Prompt »
Reproduce every line in the listing that contains the word "data".

Excerpted records »
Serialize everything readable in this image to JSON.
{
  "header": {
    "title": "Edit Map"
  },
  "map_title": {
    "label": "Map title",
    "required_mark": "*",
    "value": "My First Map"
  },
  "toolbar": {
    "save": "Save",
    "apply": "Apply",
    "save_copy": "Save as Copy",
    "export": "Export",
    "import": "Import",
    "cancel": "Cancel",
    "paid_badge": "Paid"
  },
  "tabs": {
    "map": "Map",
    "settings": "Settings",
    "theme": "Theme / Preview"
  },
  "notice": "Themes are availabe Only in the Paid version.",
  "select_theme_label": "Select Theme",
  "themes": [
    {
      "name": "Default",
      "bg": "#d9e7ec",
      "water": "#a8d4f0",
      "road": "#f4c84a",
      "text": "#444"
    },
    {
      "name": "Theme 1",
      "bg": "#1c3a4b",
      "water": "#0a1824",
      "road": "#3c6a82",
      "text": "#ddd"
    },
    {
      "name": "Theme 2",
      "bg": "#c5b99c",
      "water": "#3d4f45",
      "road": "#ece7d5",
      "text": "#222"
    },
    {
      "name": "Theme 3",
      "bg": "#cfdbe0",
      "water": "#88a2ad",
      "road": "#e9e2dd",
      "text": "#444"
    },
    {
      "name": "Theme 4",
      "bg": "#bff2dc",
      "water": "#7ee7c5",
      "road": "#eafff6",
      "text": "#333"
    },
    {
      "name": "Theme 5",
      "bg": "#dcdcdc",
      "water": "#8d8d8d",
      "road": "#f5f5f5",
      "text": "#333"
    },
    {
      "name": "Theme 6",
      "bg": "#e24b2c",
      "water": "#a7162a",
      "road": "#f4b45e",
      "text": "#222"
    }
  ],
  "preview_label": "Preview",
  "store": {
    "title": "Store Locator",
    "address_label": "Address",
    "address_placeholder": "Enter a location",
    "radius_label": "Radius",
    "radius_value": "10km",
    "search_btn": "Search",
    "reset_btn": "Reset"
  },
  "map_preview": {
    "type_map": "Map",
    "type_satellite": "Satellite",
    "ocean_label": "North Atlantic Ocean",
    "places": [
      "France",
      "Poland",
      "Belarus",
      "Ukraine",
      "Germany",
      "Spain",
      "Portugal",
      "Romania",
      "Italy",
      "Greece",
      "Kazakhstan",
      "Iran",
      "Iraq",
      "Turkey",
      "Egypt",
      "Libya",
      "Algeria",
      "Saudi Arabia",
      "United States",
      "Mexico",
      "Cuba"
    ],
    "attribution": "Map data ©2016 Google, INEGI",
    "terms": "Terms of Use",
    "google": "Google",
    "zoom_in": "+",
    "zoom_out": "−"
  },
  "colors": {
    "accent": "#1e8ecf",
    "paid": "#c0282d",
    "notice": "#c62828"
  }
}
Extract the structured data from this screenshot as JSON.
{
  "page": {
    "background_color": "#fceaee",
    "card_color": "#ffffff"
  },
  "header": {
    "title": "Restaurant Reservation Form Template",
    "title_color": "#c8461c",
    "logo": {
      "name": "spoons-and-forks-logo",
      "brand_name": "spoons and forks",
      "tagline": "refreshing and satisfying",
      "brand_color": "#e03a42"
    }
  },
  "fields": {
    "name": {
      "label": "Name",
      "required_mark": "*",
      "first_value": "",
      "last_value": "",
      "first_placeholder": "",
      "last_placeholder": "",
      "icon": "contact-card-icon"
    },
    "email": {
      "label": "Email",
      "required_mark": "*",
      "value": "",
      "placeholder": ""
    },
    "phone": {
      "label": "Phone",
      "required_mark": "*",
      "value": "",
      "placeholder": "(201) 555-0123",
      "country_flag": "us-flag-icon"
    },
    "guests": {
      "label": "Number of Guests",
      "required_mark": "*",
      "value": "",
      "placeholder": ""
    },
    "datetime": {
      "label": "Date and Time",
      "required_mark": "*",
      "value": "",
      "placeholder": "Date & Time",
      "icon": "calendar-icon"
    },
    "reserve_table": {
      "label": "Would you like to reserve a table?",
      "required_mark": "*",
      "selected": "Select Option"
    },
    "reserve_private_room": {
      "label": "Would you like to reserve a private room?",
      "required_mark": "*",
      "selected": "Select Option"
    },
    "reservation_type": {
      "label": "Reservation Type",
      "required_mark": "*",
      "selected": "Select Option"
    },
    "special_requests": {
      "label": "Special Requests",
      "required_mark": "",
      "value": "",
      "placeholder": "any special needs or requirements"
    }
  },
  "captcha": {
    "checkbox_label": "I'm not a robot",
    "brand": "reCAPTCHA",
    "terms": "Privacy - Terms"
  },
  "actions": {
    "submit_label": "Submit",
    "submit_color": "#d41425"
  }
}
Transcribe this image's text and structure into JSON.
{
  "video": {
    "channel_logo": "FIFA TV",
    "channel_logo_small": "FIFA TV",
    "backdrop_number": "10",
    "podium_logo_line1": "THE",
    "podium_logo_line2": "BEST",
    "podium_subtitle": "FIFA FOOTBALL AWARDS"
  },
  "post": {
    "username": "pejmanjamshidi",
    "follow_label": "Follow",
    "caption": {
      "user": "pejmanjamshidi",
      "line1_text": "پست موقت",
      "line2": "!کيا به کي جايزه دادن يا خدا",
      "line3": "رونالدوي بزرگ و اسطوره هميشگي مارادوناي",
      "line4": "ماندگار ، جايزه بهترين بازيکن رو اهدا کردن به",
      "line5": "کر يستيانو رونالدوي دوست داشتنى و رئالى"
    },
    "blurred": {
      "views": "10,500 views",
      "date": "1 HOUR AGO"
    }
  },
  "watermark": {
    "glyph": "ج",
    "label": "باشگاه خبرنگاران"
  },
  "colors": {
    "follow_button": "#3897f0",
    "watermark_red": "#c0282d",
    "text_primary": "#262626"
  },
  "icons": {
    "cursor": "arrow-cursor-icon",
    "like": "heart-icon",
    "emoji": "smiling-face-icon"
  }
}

The reply »
    "attribution": "Map data ©2016 Google, INEGI",
Extract the structured data from this screenshot as JSON.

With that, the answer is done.